## Work to complete
Print the data below line for line, changing nothing.

## Exercise material
[start]

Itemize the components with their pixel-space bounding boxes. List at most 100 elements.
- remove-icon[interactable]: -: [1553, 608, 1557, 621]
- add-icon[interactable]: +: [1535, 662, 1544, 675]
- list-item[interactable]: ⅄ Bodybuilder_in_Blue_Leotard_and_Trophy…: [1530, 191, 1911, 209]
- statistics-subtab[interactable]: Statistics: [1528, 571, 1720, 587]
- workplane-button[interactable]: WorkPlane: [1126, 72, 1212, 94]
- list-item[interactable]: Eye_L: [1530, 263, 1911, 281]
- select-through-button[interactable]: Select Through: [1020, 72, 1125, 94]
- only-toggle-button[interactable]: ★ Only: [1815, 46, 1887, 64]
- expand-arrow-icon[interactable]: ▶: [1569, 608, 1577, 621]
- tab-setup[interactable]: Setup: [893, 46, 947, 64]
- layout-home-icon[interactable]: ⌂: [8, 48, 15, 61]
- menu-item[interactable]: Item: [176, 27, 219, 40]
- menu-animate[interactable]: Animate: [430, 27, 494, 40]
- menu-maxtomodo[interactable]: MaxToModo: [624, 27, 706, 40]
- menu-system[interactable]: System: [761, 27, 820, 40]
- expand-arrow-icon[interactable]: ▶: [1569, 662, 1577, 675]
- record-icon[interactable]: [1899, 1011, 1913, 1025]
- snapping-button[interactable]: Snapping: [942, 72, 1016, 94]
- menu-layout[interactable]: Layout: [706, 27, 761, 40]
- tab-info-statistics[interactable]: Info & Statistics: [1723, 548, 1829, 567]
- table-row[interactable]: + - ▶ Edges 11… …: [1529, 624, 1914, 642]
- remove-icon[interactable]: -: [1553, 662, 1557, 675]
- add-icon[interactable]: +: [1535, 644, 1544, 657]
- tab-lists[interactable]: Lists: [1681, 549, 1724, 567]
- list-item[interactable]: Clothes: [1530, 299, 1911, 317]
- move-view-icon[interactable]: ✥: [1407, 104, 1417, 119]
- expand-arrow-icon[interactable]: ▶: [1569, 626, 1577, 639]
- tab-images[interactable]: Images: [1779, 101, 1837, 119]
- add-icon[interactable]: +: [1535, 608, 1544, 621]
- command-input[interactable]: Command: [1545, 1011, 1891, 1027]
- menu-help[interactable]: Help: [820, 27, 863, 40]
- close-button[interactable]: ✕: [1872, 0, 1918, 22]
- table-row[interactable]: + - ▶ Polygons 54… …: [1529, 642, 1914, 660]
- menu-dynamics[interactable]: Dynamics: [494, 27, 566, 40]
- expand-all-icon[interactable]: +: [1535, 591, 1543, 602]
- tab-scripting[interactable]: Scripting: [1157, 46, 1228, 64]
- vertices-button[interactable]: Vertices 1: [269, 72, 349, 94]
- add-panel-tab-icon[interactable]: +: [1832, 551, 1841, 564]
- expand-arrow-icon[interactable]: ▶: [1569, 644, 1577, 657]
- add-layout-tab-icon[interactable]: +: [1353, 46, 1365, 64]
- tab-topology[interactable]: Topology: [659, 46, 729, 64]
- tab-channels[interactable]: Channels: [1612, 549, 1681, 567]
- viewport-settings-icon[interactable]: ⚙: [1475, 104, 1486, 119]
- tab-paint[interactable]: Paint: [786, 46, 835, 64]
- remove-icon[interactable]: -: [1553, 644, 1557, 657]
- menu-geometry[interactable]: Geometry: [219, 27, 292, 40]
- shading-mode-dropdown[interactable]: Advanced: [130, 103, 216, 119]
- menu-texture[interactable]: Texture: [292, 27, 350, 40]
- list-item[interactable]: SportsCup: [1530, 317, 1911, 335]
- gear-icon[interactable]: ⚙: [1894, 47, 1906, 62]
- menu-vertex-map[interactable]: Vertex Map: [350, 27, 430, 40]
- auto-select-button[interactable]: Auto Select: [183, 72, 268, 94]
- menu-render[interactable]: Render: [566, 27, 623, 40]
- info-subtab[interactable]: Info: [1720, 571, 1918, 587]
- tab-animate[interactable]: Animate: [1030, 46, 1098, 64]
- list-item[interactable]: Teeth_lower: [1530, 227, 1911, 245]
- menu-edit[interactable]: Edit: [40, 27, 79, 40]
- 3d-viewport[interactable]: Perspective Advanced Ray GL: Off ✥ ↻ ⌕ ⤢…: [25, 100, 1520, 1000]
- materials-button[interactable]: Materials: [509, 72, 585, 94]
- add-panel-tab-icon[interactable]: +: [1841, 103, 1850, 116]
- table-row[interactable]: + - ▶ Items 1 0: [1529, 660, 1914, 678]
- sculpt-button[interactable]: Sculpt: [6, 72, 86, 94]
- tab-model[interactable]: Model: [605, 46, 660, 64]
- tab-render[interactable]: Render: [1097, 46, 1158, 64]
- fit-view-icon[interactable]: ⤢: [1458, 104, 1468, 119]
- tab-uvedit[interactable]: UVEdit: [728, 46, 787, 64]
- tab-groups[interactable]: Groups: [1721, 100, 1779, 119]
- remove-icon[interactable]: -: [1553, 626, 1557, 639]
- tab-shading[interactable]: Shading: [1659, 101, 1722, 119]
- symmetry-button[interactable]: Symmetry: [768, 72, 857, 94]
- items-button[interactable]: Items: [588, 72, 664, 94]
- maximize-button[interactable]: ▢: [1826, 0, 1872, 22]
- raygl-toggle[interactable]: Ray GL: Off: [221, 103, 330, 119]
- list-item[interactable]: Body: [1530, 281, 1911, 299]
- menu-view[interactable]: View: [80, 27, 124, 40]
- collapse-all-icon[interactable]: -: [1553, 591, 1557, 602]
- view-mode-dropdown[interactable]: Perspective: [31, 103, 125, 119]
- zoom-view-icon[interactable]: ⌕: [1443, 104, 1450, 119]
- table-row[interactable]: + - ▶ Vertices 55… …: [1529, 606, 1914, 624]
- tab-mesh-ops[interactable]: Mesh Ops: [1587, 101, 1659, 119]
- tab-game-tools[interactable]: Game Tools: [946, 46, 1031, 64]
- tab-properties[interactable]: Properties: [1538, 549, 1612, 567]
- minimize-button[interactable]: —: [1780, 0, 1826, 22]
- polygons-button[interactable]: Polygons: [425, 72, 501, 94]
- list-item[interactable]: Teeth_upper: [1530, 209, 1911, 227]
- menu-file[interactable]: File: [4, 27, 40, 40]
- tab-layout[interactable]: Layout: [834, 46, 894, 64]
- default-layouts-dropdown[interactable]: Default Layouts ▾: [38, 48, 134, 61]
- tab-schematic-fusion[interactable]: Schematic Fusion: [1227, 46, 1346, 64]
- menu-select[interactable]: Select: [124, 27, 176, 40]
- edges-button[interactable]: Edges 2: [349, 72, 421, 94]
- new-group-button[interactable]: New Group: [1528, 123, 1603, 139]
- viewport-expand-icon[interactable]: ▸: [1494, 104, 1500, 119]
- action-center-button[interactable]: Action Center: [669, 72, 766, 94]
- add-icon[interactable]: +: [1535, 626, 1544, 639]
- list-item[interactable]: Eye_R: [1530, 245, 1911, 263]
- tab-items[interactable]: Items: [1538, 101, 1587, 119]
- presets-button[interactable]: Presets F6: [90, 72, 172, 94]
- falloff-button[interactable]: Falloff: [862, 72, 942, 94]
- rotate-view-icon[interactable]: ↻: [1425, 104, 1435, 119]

[end]

## Finished answer
Itemize the components with their pixel-space bounding boxes. List at most 100 elements.
- remove-icon[interactable]: -: [1553, 608, 1557, 621]
- add-icon[interactable]: +: [1535, 662, 1544, 675]
- list-item[interactable]: ⅄ Bodybuilder_in_Blue_Leotard_and_Trophy…: [1530, 191, 1911, 209]
- statistics-subtab[interactable]: Statistics: [1528, 571, 1720, 587]
- workplane-button[interactable]: WorkPlane: [1126, 72, 1212, 94]
- list-item[interactable]: Eye_L: [1530, 263, 1911, 281]
- select-through-button[interactable]: Select Through: [1020, 72, 1125, 94]
- only-toggle-button[interactable]: ★ Only: [1815, 46, 1887, 64]
- expand-arrow-icon[interactable]: ▶: [1569, 608, 1577, 621]
- tab-setup[interactable]: Setup: [893, 46, 947, 64]
- layout-home-icon[interactable]: ⌂: [8, 48, 15, 61]
- menu-item[interactable]: Item: [176, 27, 219, 40]
- menu-animate[interactable]: Animate: [430, 27, 494, 40]
- menu-maxtomodo[interactable]: MaxToModo: [624, 27, 706, 40]
- menu-system[interactable]: System: [761, 27, 820, 40]
- expand-arrow-icon[interactable]: ▶: [1569, 662, 1577, 675]
- record-icon[interactable]: [1899, 1011, 1913, 1025]
- snapping-button[interactable]: Snapping: [942, 72, 1016, 94]
- menu-layout[interactable]: Layout: [706, 27, 761, 40]
- tab-info-statistics[interactable]: Info & Statistics: [1723, 548, 1829, 567]
- table-row[interactable]: + - ▶ Edges 11… …: [1529, 624, 1914, 642]
- remove-icon[interactable]: -: [1553, 662, 1557, 675]
- add-icon[interactable]: +: [1535, 644, 1544, 657]
- tab-lists[interactable]: Lists: [1681, 549, 1724, 567]
- list-item[interactable]: Clothes: [1530, 299, 1911, 317]
- move-view-icon[interactable]: ✥: [1407, 104, 1417, 119]
- expand-arrow-icon[interactable]: ▶: [1569, 626, 1577, 639]
- tab-images[interactable]: Images: [1779, 101, 1837, 119]
- add-icon[interactable]: +: [1535, 608, 1544, 621]
- command-input[interactable]: Command: [1545, 1011, 1891, 1027]
- menu-help[interactable]: Help: [820, 27, 863, 40]
- close-button[interactable]: ✕: [1872, 0, 1918, 22]
- table-row[interactable]: + - ▶ Polygons 54… …: [1529, 642, 1914, 660]
- menu-dynamics[interactable]: Dynamics: [494, 27, 566, 40]
- expand-all-icon[interactable]: +: [1535, 591, 1543, 602]
- tab-scripting[interactable]: Scripting: [1157, 46, 1228, 64]
- vertices-button[interactable]: Vertices 1: [269, 72, 349, 94]
- add-panel-tab-icon[interactable]: +: [1832, 551, 1841, 564]
- expand-arrow-icon[interactable]: ▶: [1569, 644, 1577, 657]
- add-layout-tab-icon[interactable]: +: [1353, 46, 1365, 64]
- tab-topology[interactable]: Topology: [659, 46, 729, 64]
- tab-channels[interactable]: Channels: [1612, 549, 1681, 567]
- viewport-settings-icon[interactable]: ⚙: [1475, 104, 1486, 119]
- tab-paint[interactable]: Paint: [786, 46, 835, 64]
- remove-icon[interactable]: -: [1553, 644, 1557, 657]
- menu-geometry[interactable]: Geometry: [219, 27, 292, 40]
- shading-mode-dropdown[interactable]: Advanced: [130, 103, 216, 119]
- menu-texture[interactable]: Texture: [292, 27, 350, 40]
- list-item[interactable]: SportsCup: [1530, 317, 1911, 335]
- gear-icon[interactable]: ⚙: [1894, 47, 1906, 62]
- menu-vertex-map[interactable]: Vertex Map: [350, 27, 430, 40]
- auto-select-button[interactable]: Auto Select: [183, 72, 268, 94]
- menu-render[interactable]: Render: [566, 27, 623, 40]
- info-subtab[interactable]: Info: [1720, 571, 1918, 587]
- tab-animate[interactable]: Animate: [1030, 46, 1098, 64]
- list-item[interactable]: Teeth_lower: [1530, 227, 1911, 245]
- menu-edit[interactable]: Edit: [40, 27, 79, 40]
- 3d-viewport[interactable]: Perspective Advanced Ray GL: Off ✥ ↻ ⌕ ⤢…: [25, 100, 1520, 1000]
- materials-button[interactable]: Materials: [509, 72, 585, 94]
- add-panel-tab-icon[interactable]: +: [1841, 103, 1850, 116]
- table-row[interactable]: + - ▶ Items 1 0: [1529, 660, 1914, 678]
- sculpt-button[interactable]: Sculpt: [6, 72, 86, 94]
- tab-model[interactable]: Model: [605, 46, 660, 64]
- tab-render[interactable]: Render: [1097, 46, 1158, 64]
- fit-view-icon[interactable]: ⤢: [1458, 104, 1468, 119]
- tab-uvedit[interactable]: UVEdit: [728, 46, 787, 64]
- tab-groups[interactable]: Groups: [1721, 100, 1779, 119]
- remove-icon[interactable]: -: [1553, 626, 1557, 639]
- tab-shading[interactable]: Shading: [1659, 101, 1722, 119]
- symmetry-button[interactable]: Symmetry: [768, 72, 857, 94]
- items-button[interactable]: Items: [588, 72, 664, 94]
- maximize-button[interactable]: ▢: [1826, 0, 1872, 22]
- raygl-toggle[interactable]: Ray GL: Off: [221, 103, 330, 119]
- list-item[interactable]: Body: [1530, 281, 1911, 299]
- menu-view[interactable]: View: [80, 27, 124, 40]
- collapse-all-icon[interactable]: -: [1553, 591, 1557, 602]
- view-mode-dropdown[interactable]: Perspective: [31, 103, 125, 119]
- zoom-view-icon[interactable]: ⌕: [1443, 104, 1450, 119]
- table-row[interactable]: + - ▶ Vertices 55… …: [1529, 606, 1914, 624]
- tab-mesh-ops[interactable]: Mesh Ops: [1587, 101, 1659, 119]
- tab-game-tools[interactable]: Game Tools: [946, 46, 1031, 64]
- tab-properties[interactable]: Properties: [1538, 549, 1612, 567]
- minimize-button[interactable]: —: [1780, 0, 1826, 22]
- polygons-button[interactable]: Polygons: [425, 72, 501, 94]
- list-item[interactable]: Teeth_upper: [1530, 209, 1911, 227]
- menu-file[interactable]: File: [4, 27, 40, 40]
- tab-layout[interactable]: Layout: [834, 46, 894, 64]
- default-layouts-dropdown[interactable]: Default Layouts ▾: [38, 48, 134, 61]
- tab-schematic-fusion[interactable]: Schematic Fusion: [1227, 46, 1346, 64]
- menu-select[interactable]: Select: [124, 27, 176, 40]
- edges-button[interactable]: Edges 2: [349, 72, 421, 94]
- new-group-button[interactable]: New Group: [1528, 123, 1603, 139]
- viewport-expand-icon[interactable]: ▸: [1494, 104, 1500, 119]
- action-center-button[interactable]: Action Center: [669, 72, 766, 94]
- add-icon[interactable]: +: [1535, 626, 1544, 639]
- list-item[interactable]: Eye_R: [1530, 245, 1911, 263]
- tab-items[interactable]: Items: [1538, 101, 1587, 119]
- presets-button[interactable]: Presets F6: [90, 72, 172, 94]
- falloff-button[interactable]: Falloff: [862, 72, 942, 94]
- rotate-view-icon[interactable]: ↻: [1425, 104, 1435, 119]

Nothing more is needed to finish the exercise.